* Start Records supplied *

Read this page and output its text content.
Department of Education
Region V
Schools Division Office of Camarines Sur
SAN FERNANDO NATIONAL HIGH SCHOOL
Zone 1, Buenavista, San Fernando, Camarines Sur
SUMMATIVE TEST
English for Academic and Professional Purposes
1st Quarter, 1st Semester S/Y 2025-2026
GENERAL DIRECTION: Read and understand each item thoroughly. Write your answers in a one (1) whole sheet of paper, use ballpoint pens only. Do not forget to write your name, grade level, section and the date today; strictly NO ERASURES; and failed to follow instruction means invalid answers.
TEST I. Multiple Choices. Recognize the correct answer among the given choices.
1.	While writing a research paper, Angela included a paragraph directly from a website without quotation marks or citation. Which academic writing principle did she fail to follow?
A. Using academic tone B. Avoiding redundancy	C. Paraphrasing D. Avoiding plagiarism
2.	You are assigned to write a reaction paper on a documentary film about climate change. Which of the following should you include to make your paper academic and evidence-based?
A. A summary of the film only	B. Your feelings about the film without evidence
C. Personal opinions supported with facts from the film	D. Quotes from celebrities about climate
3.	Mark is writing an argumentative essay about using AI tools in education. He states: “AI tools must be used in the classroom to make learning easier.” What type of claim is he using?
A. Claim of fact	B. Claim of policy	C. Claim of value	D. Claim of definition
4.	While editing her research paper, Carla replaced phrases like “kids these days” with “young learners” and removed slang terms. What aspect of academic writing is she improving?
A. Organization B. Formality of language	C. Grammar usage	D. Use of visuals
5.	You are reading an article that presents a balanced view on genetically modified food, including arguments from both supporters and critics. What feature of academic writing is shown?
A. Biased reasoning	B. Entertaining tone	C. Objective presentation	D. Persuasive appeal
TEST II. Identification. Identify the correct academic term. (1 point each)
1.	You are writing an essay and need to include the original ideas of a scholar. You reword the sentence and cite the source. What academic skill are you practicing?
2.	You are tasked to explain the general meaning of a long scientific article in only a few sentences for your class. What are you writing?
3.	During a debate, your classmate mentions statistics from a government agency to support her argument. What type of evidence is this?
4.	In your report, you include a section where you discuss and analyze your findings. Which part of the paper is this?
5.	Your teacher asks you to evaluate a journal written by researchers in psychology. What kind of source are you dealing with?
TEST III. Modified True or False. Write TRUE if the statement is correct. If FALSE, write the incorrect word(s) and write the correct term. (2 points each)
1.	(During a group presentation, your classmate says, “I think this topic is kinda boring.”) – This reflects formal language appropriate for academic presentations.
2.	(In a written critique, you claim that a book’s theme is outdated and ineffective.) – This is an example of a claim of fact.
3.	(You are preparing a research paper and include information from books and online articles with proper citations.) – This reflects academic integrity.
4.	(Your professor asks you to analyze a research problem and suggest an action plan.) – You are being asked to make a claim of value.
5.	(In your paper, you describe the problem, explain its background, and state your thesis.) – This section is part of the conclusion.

* End Records supplied *

What this task involves —
Repeat the material above exactly.

Result below —
Read this page and output its text content.
Department of Education
Region V
Schools Division Office of Camarines Sur
SAN FERNANDO NATIONAL HIGH SCHOOL
Zone 1, Buenavista, San Fernando, Camarines Sur
SUMMATIVE TEST
English for Academic and Professional Purposes
1st Quarter, 1st Semester S/Y 2025-2026
GENERAL DIRECTION: Read and understand each item thoroughly. Write your answers in a one (1) whole sheet of paper, use ballpoint pens only. Do not forget to write your name, grade level, section and the date today; strictly NO ERASURES; and failed to follow instruction means invalid answers.
TEST I. Multiple Choices. Recognize the correct answer among the given choices.
1.	While writing a research paper, Angela included a paragraph directly from a website without quotation marks or citation. Which academic writing principle did she fail to follow?
A. Using academic tone B. Avoiding redundancy	C. Paraphrasing D. Avoiding plagiarism
2.	You are assigned to write a reaction paper on a documentary film about climate change. Which of the following should you include to make your paper academic and evidence-based?
A. A summary of the film only	B. Your feelings about the film without evidence
C. Personal opinions supported with facts from the film	D. Quotes from celebrities about climate
3.	Mark is writing an argumentative essay about using AI tools in education. He states: “AI tools must be used in the classroom to make learning easier.” What type of claim is he using?
A. Claim of fact	B. Claim of policy	C. Claim of value	D. Claim of definition
4.	While editing her research paper, Carla replaced phrases like “kids these days” with “young learners” and removed slang terms. What aspect of academic writing is she improving?
A. Organization B. Formality of language	C. Grammar usage	D. Use of visuals
5.	You are reading an article that presents a balanced view on genetically modified food, including arguments from both supporters and critics. What feature of academic writing is shown?
A. Biased reasoning	B. Entertaining tone	C. Objective presentation	D. Persuasive appeal
TEST II. Identification. Identify the correct academic term. (1 point each)
1.	You are writing an essay and need to include the original ideas of a scholar. You reword the sentence and cite the source. What academic skill are you practicing?
2.	You are tasked to explain the general meaning of a long scientific article in only a few sentences for your class. What are you writing?
3.	During a debate, your classmate mentions statistics from a government agency to support her argument. What type of evidence is this?
4.	In your report, you include a section where you discuss and analyze your findings. Which part of the paper is this?
5.	Your teacher asks you to evaluate a journal written by researchers in psychology. What kind of source are you dealing with?
TEST III. Modified True or False. Write TRUE if the statement is correct. If FALSE, write the incorrect word(s) and write the correct term. (2 points each)
1.	(During a group presentation, your classmate says, “I think this topic is kinda boring.”) – This reflects formal language appropriate for academic presentations.
2.	(In a written critique, you claim that a book’s theme is outdated and ineffective.) – This is an example of a claim of fact.
3.	(You are preparing a research paper and include information from books and online articles with proper citations.) – This reflects academic integrity.
4.	(Your professor asks you to analyze a research problem and suggest an action plan.) – You are being asked to make a claim of value.
5.	(In your paper, you describe the problem, explain its background, and state your thesis.) – This section is part of the conclusion.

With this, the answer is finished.